_PROVIDED RECORDS_
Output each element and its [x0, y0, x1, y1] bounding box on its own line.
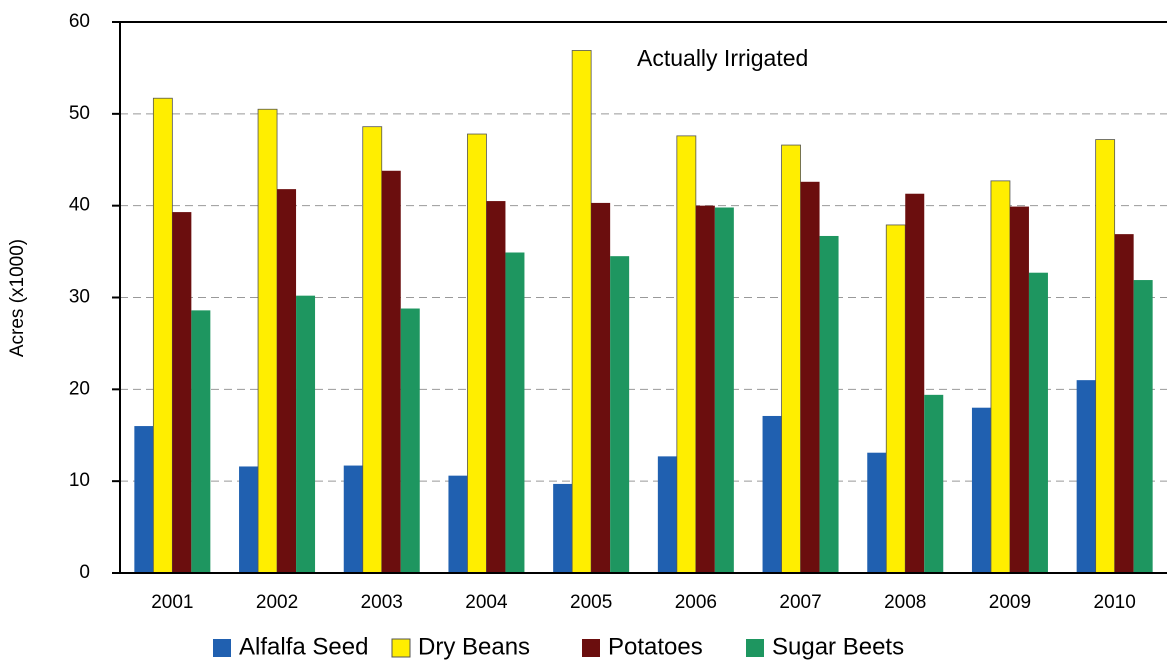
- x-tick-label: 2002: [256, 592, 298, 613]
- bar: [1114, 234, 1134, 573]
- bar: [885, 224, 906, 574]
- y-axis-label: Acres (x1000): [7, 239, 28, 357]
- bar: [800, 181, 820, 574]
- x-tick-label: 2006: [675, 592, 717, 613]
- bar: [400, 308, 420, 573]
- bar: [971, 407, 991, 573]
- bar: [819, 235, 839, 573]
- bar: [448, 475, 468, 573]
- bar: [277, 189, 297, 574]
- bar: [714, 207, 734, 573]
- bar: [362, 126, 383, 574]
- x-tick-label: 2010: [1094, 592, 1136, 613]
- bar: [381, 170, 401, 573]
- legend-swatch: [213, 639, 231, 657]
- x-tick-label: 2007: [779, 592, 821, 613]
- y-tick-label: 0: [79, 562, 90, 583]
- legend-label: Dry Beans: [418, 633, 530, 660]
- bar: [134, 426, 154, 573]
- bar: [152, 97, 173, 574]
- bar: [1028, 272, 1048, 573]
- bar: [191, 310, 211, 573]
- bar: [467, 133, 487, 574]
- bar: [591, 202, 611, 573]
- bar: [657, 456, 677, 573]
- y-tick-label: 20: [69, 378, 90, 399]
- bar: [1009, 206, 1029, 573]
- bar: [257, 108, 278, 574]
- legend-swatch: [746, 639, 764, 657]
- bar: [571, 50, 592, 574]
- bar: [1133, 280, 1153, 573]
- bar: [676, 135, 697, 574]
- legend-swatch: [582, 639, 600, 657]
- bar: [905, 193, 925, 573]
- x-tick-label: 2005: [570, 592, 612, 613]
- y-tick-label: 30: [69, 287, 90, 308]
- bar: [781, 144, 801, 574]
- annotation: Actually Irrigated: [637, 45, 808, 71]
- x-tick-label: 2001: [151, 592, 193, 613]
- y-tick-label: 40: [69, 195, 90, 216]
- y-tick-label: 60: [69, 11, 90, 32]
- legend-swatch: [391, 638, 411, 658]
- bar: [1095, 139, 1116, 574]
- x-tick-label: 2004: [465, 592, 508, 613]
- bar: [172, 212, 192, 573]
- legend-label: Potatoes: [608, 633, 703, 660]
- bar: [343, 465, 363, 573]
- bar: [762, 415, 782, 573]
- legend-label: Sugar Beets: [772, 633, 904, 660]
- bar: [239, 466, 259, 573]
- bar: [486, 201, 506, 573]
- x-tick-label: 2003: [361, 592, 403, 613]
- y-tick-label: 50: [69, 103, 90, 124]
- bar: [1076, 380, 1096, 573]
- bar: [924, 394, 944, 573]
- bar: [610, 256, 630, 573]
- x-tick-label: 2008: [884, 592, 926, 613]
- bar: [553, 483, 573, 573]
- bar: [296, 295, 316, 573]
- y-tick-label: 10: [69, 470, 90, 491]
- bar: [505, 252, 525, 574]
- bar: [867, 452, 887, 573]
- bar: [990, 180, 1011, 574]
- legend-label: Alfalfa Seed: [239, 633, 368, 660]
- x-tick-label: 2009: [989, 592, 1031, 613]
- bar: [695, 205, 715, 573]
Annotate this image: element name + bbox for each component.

_CHALLENGE_
Which lines in the rows above contain the word "element"? Pull out each of those lines in full.

_COMPLETE OUTPUT_
Output each element and its [x0, y0, x1, y1] bounding box on its own line.
Annotate this image: element name + bbox for each component.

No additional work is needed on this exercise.